Work required> Skip the pictures. Reproduce all other material exactly.

Supplied records>
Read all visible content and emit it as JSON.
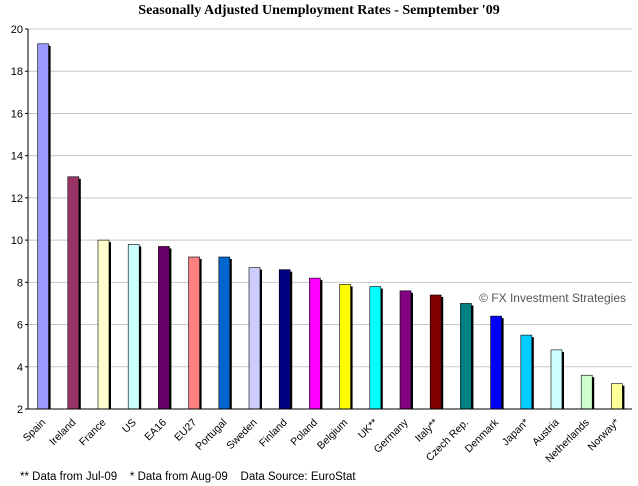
{
  "chart_data": {
    "type": "bar",
    "title": "Seasonally Adjusted Unemployment Rates - Semptember '09",
    "xlabel": "",
    "ylabel": "",
    "ylim": [
      2,
      20
    ],
    "yticks": [
      2,
      4,
      6,
      8,
      10,
      12,
      14,
      16,
      18,
      20
    ],
    "grid": "horizontal",
    "categories": [
      "Spain",
      "Ireland",
      "France",
      "US",
      "EA16",
      "EU27",
      "Portugal",
      "Sweden",
      "Finland",
      "Poland",
      "Belgium",
      "UK**",
      "Germany",
      "Italy**",
      "Czech Rep.",
      "Denmark",
      "Japan*",
      "Austria",
      "Netherlands",
      "Norway*"
    ],
    "values": [
      19.3,
      13.0,
      10.0,
      9.8,
      9.7,
      9.2,
      9.2,
      8.7,
      8.6,
      8.2,
      7.9,
      7.8,
      7.6,
      7.4,
      7.0,
      6.4,
      5.5,
      4.8,
      3.6,
      3.2
    ],
    "colors": [
      "#9999ff",
      "#993366",
      "#ffffcc",
      "#ccffff",
      "#660066",
      "#ff8080",
      "#0066cc",
      "#ccccff",
      "#000080",
      "#ff00ff",
      "#ffff00",
      "#00ffff",
      "#800080",
      "#800000",
      "#008080",
      "#0000ff",
      "#00ccff",
      "#ccffff",
      "#ccffcc",
      "#ffff99"
    ],
    "annotation": "© FX Investment Strategies",
    "footnote": "** Data from Jul-09    * Data from Aug-09    Data Source: EuroStat"
  }
}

Full solution>
Read all visible content and emit it as JSON.
{
  "chart_data": {
    "type": "bar",
    "title": "Seasonally Adjusted Unemployment Rates - Semptember '09",
    "xlabel": "",
    "ylabel": "",
    "ylim": [
      2,
      20
    ],
    "yticks": [
      2,
      4,
      6,
      8,
      10,
      12,
      14,
      16,
      18,
      20
    ],
    "grid": "horizontal",
    "categories": [
      "Spain",
      "Ireland",
      "France",
      "US",
      "EA16",
      "EU27",
      "Portugal",
      "Sweden",
      "Finland",
      "Poland",
      "Belgium",
      "UK**",
      "Germany",
      "Italy**",
      "Czech Rep.",
      "Denmark",
      "Japan*",
      "Austria",
      "Netherlands",
      "Norway*"
    ],
    "values": [
      19.3,
      13.0,
      10.0,
      9.8,
      9.7,
      9.2,
      9.2,
      8.7,
      8.6,
      8.2,
      7.9,
      7.8,
      7.6,
      7.4,
      7.0,
      6.4,
      5.5,
      4.8,
      3.6,
      3.2
    ],
    "colors": [
      "#9999ff",
      "#993366",
      "#ffffcc",
      "#ccffff",
      "#660066",
      "#ff8080",
      "#0066cc",
      "#ccccff",
      "#000080",
      "#ff00ff",
      "#ffff00",
      "#00ffff",
      "#800080",
      "#800000",
      "#008080",
      "#0000ff",
      "#00ccff",
      "#ccffff",
      "#ccffcc",
      "#ffff99"
    ],
    "annotation": "© FX Investment Strategies",
    "footnote": "** Data from Jul-09    * Data from Aug-09    Data Source: EuroStat"
  }
}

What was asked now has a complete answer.